Description of the task:
What follows is a set of entries. Give them again exactly, without the pictures.
* * * * * * * * *
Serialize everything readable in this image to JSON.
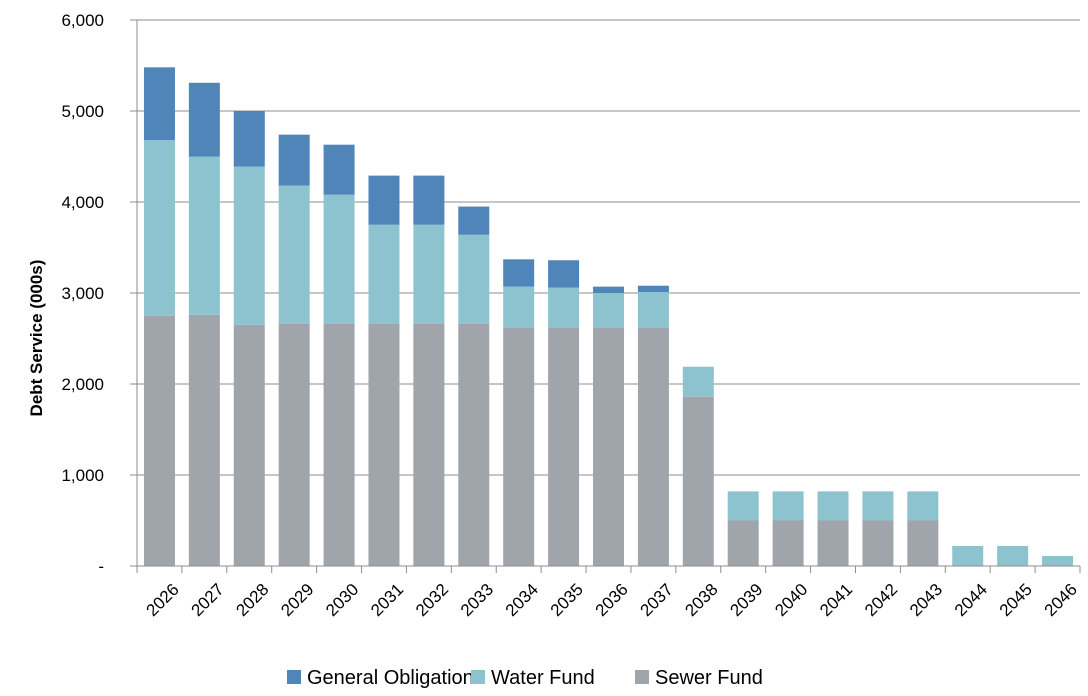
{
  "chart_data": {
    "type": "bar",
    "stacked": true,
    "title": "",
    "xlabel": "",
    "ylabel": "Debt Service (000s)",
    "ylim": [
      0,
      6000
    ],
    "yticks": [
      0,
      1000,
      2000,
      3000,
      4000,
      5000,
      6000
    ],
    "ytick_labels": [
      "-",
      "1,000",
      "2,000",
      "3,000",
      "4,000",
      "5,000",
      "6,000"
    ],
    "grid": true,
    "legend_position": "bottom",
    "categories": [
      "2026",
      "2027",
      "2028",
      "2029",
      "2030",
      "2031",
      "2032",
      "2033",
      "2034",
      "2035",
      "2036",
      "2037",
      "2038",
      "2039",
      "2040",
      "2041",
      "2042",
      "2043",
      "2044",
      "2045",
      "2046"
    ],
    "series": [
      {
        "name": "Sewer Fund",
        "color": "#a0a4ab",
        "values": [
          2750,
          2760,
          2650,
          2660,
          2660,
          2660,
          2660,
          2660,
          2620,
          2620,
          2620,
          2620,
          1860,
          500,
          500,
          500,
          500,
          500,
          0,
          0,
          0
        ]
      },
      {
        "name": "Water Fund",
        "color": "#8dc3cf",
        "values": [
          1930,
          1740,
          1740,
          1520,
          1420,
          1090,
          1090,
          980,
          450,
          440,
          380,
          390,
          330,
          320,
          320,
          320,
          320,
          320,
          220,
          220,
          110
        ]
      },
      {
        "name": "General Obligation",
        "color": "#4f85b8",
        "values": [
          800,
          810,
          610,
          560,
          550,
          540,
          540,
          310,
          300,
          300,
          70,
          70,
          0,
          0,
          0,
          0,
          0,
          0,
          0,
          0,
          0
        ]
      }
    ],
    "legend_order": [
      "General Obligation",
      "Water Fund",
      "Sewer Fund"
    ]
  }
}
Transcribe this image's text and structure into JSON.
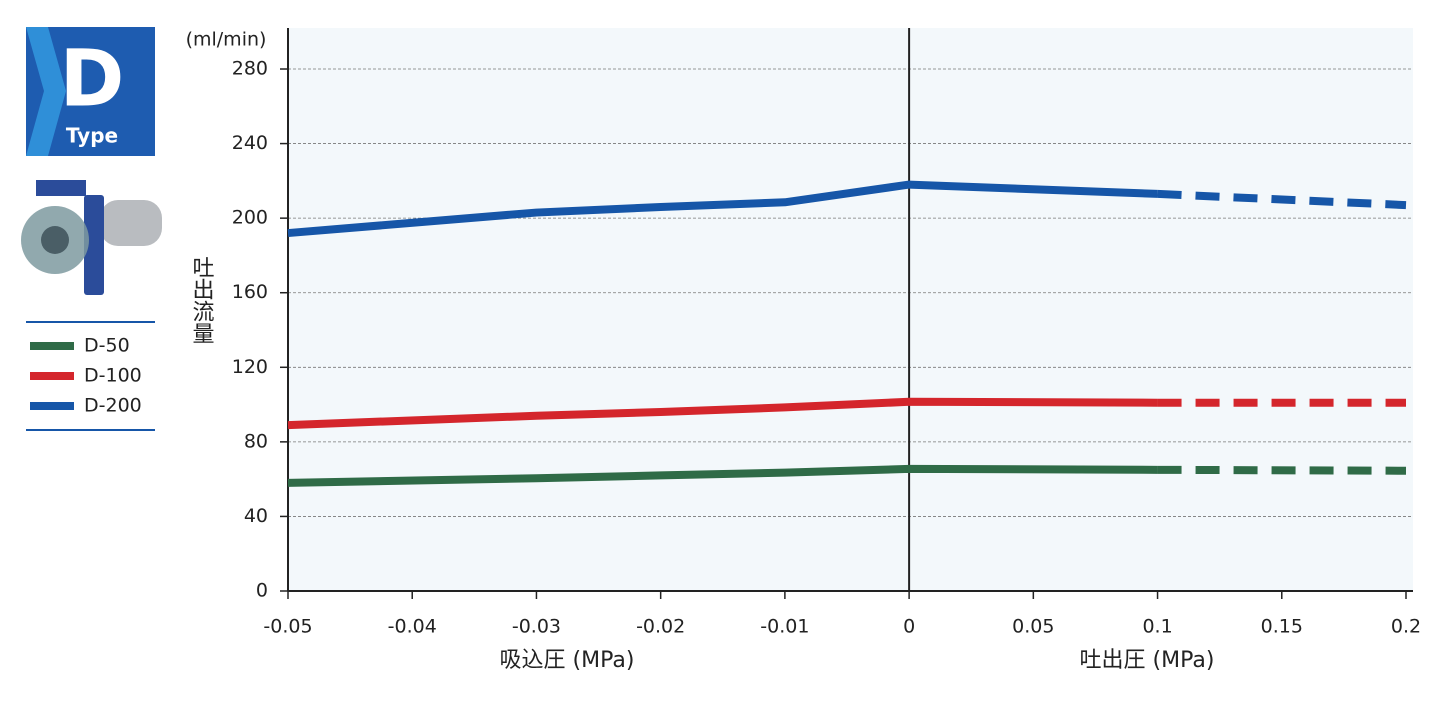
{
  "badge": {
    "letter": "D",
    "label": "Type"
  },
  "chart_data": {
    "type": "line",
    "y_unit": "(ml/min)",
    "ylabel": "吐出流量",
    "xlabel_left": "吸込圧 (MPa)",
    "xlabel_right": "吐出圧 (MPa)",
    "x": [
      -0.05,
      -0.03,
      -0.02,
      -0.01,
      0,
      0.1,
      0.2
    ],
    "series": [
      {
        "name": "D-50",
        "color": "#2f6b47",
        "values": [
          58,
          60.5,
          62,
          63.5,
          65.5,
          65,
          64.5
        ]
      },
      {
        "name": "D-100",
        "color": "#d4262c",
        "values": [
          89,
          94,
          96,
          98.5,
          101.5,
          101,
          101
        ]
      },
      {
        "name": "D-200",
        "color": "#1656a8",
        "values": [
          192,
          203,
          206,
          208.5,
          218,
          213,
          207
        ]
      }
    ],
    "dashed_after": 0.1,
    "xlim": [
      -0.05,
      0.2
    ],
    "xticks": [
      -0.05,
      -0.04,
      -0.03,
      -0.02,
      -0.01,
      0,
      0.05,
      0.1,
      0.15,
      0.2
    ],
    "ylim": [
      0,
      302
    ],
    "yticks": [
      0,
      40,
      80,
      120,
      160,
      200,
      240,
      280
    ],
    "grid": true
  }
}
* * * * * * * * *
Written response:
Serialize everything readable in this image to JSON.
{
  "chart_data": {
    "type": "bar",
    "stacked": true,
    "title": "",
    "xlabel": "",
    "ylabel": "Debt Service (000s)",
    "ylim": [
      0,
      6000
    ],
    "yticks": [
      0,
      1000,
      2000,
      3000,
      4000,
      5000,
      6000
    ],
    "ytick_labels": [
      "-",
      "1,000",
      "2,000",
      "3,000",
      "4,000",
      "5,000",
      "6,000"
    ],
    "grid": true,
    "legend_position": "bottom",
    "categories": [
      "2026",
      "2027",
      "2028",
      "2029",
      "2030",
      "2031",
      "2032",
      "2033",
      "2034",
      "2035",
      "2036",
      "2037",
      "2038",
      "2039",
      "2040",
      "2041",
      "2042",
      "2043",
      "2044",
      "2045",
      "2046"
    ],
    "series": [
      {
        "name": "Sewer Fund",
        "color": "#a0a4ab",
        "values": [
          2750,
          2760,
          2650,
          2660,
          2660,
          2660,
          2660,
          2660,
          2620,
          2620,
          2620,
          2620,
          1860,
          500,
          500,
          500,
          500,
          500,
          0,
          0,
          0
        ]
      },
      {
        "name": "Water Fund",
        "color": "#8dc3cf",
        "values": [
          1930,
          1740,
          1740,
          1520,
          1420,
          1090,
          1090,
          980,
          450,
          440,
          380,
          390,
          330,
          320,
          320,
          320,
          320,
          320,
          220,
          220,
          110
        ]
      },
      {
        "name": "General Obligation",
        "color": "#4f85b8",
        "values": [
          800,
          810,
          610,
          560,
          550,
          540,
          540,
          310,
          300,
          300,
          70,
          70,
          0,
          0,
          0,
          0,
          0,
          0,
          0,
          0,
          0
        ]
      }
    ],
    "legend_order": [
      "General Obligation",
      "Water Fund",
      "Sewer Fund"
    ]
  }
}
Transcribe this image's text and structure into JSON.
{
  "badge": {
    "letter": "D",
    "label": "Type"
  },
  "chart_data": {
    "type": "line",
    "y_unit": "(ml/min)",
    "ylabel": "吐出流量",
    "xlabel_left": "吸込圧 (MPa)",
    "xlabel_right": "吐出圧 (MPa)",
    "x": [
      -0.05,
      -0.03,
      -0.02,
      -0.01,
      0,
      0.1,
      0.2
    ],
    "series": [
      {
        "name": "D-50",
        "color": "#2f6b47",
        "values": [
          58,
          60.5,
          62,
          63.5,
          65.5,
          65,
          64.5
        ]
      },
      {
        "name": "D-100",
        "color": "#d4262c",
        "values": [
          89,
          94,
          96,
          98.5,
          101.5,
          101,
          101
        ]
      },
      {
        "name": "D-200",
        "color": "#1656a8",
        "values": [
          192,
          203,
          206,
          208.5,
          218,
          213,
          207
        ]
      }
    ],
    "dashed_after": 0.1,
    "xlim": [
      -0.05,
      0.2
    ],
    "xticks": [
      -0.05,
      -0.04,
      -0.03,
      -0.02,
      -0.01,
      0,
      0.05,
      0.1,
      0.15,
      0.2
    ],
    "ylim": [
      0,
      302
    ],
    "yticks": [
      0,
      40,
      80,
      120,
      160,
      200,
      240,
      280
    ],
    "grid": true
  }
}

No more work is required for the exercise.